## WORK TO COMPLETE
Your task is to repeat all of the material exactly.

(Recorded data)
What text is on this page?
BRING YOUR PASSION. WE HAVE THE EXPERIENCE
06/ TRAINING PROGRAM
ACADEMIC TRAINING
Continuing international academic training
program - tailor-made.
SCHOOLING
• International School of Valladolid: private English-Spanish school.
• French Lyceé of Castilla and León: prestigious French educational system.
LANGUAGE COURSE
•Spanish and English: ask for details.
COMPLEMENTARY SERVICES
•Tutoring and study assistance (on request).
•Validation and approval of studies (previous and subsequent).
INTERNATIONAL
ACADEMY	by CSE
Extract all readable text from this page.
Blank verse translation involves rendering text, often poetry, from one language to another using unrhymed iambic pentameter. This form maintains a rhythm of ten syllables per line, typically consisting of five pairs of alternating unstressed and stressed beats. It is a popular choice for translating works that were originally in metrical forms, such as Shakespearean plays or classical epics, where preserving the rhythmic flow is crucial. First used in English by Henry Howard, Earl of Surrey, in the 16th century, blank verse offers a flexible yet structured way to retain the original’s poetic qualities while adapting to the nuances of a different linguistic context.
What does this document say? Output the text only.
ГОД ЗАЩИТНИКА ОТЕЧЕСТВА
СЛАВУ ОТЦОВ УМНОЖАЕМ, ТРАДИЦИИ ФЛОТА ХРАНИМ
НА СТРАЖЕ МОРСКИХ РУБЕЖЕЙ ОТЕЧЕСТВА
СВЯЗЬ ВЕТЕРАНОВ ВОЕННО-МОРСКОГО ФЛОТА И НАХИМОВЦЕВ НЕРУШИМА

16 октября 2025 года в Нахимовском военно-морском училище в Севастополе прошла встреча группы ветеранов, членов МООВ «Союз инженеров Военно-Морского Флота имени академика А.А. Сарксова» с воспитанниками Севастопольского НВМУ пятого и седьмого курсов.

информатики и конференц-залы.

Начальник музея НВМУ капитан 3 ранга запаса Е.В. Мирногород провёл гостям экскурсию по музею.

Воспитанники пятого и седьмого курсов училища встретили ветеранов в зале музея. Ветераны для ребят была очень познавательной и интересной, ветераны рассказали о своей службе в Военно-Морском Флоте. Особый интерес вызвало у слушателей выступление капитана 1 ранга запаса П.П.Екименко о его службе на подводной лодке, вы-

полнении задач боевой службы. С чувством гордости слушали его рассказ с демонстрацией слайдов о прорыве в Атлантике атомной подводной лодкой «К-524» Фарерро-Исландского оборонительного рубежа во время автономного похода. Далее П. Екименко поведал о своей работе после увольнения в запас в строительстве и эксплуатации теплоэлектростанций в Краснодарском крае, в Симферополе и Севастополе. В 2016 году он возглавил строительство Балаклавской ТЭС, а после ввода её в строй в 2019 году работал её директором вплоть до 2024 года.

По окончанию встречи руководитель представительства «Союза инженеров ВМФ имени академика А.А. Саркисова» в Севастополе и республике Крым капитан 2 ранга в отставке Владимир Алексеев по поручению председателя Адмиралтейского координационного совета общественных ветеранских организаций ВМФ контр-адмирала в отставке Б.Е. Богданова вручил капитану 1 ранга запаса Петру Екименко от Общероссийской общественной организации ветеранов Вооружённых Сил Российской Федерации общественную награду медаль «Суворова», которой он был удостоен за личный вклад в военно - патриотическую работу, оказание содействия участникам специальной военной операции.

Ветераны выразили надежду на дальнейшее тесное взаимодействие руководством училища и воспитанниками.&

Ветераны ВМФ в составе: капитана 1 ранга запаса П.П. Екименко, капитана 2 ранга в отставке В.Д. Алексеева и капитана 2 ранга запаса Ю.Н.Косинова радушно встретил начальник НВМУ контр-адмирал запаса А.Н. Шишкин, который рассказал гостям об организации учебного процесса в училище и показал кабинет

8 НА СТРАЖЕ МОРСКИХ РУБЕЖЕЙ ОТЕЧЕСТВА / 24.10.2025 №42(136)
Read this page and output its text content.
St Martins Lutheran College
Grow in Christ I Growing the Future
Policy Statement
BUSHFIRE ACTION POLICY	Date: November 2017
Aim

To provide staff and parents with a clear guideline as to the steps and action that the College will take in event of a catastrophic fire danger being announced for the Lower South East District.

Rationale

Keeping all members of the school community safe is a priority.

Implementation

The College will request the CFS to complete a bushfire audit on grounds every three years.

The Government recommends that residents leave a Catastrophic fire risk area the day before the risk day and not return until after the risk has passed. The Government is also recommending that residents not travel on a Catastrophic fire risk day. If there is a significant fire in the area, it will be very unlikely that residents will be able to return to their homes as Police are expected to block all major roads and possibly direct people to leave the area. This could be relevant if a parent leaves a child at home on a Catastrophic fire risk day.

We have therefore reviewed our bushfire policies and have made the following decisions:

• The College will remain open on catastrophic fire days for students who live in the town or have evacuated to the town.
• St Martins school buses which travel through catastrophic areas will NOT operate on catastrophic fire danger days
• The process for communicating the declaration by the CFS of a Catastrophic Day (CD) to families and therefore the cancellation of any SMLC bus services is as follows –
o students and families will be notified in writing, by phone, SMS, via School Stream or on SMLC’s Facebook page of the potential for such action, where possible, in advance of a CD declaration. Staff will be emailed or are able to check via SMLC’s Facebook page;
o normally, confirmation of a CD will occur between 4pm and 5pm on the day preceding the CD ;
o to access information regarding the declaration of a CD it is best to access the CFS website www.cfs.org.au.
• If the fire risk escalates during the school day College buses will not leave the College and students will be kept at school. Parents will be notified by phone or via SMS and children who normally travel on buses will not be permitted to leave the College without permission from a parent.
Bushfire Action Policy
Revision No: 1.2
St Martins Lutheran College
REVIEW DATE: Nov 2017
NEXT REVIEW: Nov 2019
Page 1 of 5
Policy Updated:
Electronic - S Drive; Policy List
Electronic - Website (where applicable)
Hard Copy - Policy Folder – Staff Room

## SOLUTION TO THE EXERCISE
What text is on this page?
BRING YOUR PASSION. WE HAVE THE EXPERIENCE
06/ TRAINING PROGRAM
ACADEMIC TRAINING
Continuing international academic training
program - tailor-made.
SCHOOLING
• International School of Valladolid: private English-Spanish school.
• French Lyceé of Castilla and León: prestigious French educational system.
LANGUAGE COURSE
•Spanish and English: ask for details.
COMPLEMENTARY SERVICES
•Tutoring and study assistance (on request).
•Validation and approval of studies (previous and subsequent).
INTERNATIONAL
ACADEMY	by CSE
Extract all readable text from this page.
Blank verse translation involves rendering text, often poetry, from one language to another using unrhymed iambic pentameter. This form maintains a rhythm of ten syllables per line, typically consisting of five pairs of alternating unstressed and stressed beats. It is a popular choice for translating works that were originally in metrical forms, such as Shakespearean plays or classical epics, where preserving the rhythmic flow is crucial. First used in English by Henry Howard, Earl of Surrey, in the 16th century, blank verse offers a flexible yet structured way to retain the original’s poetic qualities while adapting to the nuances of a different linguistic context.
What does this document say? Output the text only.
ГОД ЗАЩИТНИКА ОТЕЧЕСТВА
СЛАВУ ОТЦОВ УМНОЖАЕМ, ТРАДИЦИИ ФЛОТА ХРАНИМ
НА СТРАЖЕ МОРСКИХ РУБЕЖЕЙ ОТЕЧЕСТВА
СВЯЗЬ ВЕТЕРАНОВ ВОЕННО-МОРСКОГО ФЛОТА И НАХИМОВЦЕВ НЕРУШИМА

16 октября 2025 года в Нахимовском военно-морском училище в Севастополе прошла встреча группы ветеранов, членов МООВ «Союз инженеров Военно-Морского Флота имени академика А.А. Сарксова» с воспитанниками Севастопольского НВМУ пятого и седьмого курсов.

информатики и конференц-залы.

Начальник музея НВМУ капитан 3 ранга запаса Е.В. Мирногород провёл гостям экскурсию по музею.

Воспитанники пятого и седьмого курсов училища встретили ветеранов в зале музея. Ветераны для ребят была очень познавательной и интересной, ветераны рассказали о своей службе в Военно-Морском Флоте. Особый интерес вызвало у слушателей выступление капитана 1 ранга запаса П.П.Екименко о его службе на подводной лодке, вы-

полнении задач боевой службы. С чувством гордости слушали его рассказ с демонстрацией слайдов о прорыве в Атлантике атомной подводной лодкой «К-524» Фарерро-Исландского оборонительного рубежа во время автономного похода. Далее П. Екименко поведал о своей работе после увольнения в запас в строительстве и эксплуатации теплоэлектростанций в Краснодарском крае, в Симферополе и Севастополе. В 2016 году он возглавил строительство Балаклавской ТЭС, а после ввода её в строй в 2019 году работал её директором вплоть до 2024 года.

По окончанию встречи руководитель представительства «Союза инженеров ВМФ имени академика А.А. Саркисова» в Севастополе и республике Крым капитан 2 ранга в отставке Владимир Алексеев по поручению председателя Адмиралтейского координационного совета общественных ветеранских организаций ВМФ контр-адмирала в отставке Б.Е. Богданова вручил капитану 1 ранга запаса Петру Екименко от Общероссийской общественной организации ветеранов Вооружённых Сил Российской Федерации общественную награду медаль «Суворова», которой он был удостоен за личный вклад в военно - патриотическую работу, оказание содействия участникам специальной военной операции.

Ветераны выразили надежду на дальнейшее тесное взаимодействие руководством училища и воспитанниками.&

Ветераны ВМФ в составе: капитана 1 ранга запаса П.П. Екименко, капитана 2 ранга в отставке В.Д. Алексеева и капитана 2 ранга запаса Ю.Н.Косинова радушно встретил начальник НВМУ контр-адмирал запаса А.Н. Шишкин, который рассказал гостям об организации учебного процесса в училище и показал кабинет

8 НА СТРАЖЕ МОРСКИХ РУБЕЖЕЙ ОТЕЧЕСТВА / 24.10.2025 №42(136)
Read this page and output its text content.
St Martins Lutheran College
Grow in Christ I Growing the Future
Policy Statement
BUSHFIRE ACTION POLICY	Date: November 2017
Aim

To provide staff and parents with a clear guideline as to the steps and action that the College will take in event of a catastrophic fire danger being announced for the Lower South East District.

Rationale

Keeping all members of the school community safe is a priority.

Implementation

The College will request the CFS to complete a bushfire audit on grounds every three years.

The Government recommends that residents leave a Catastrophic fire risk area the day before the risk day and not return until after the risk has passed. The Government is also recommending that residents not travel on a Catastrophic fire risk day. If there is a significant fire in the area, it will be very unlikely that residents will be able to return to their homes as Police are expected to block all major roads and possibly direct people to leave the area. This could be relevant if a parent leaves a child at home on a Catastrophic fire risk day.

We have therefore reviewed our bushfire policies and have made the following decisions:

• The College will remain open on catastrophic fire days for students who live in the town or have evacuated to the town.
• St Martins school buses which travel through catastrophic areas will NOT operate on catastrophic fire danger days
• The process for communicating the declaration by the CFS of a Catastrophic Day (CD) to families and therefore the cancellation of any SMLC bus services is as follows –
o students and families will be notified in writing, by phone, SMS, via School Stream or on SMLC’s Facebook page of the potential for such action, where possible, in advance of a CD declaration. Staff will be emailed or are able to check via SMLC’s Facebook page;
o normally, confirmation of a CD will occur between 4pm and 5pm on the day preceding the CD ;
o to access information regarding the declaration of a CD it is best to access the CFS website www.cfs.org.au.
• If the fire risk escalates during the school day College buses will not leave the College and students will be kept at school. Parents will be notified by phone or via SMS and children who normally travel on buses will not be permitted to leave the College without permission from a parent.
Bushfire Action Policy
Revision No: 1.2
St Martins Lutheran College
REVIEW DATE: Nov 2017
NEXT REVIEW: Nov 2019
Page 1 of 5
Policy Updated:
Electronic - S Drive; Policy List
Electronic - Website (where applicable)
Hard Copy - Policy Folder – Staff Room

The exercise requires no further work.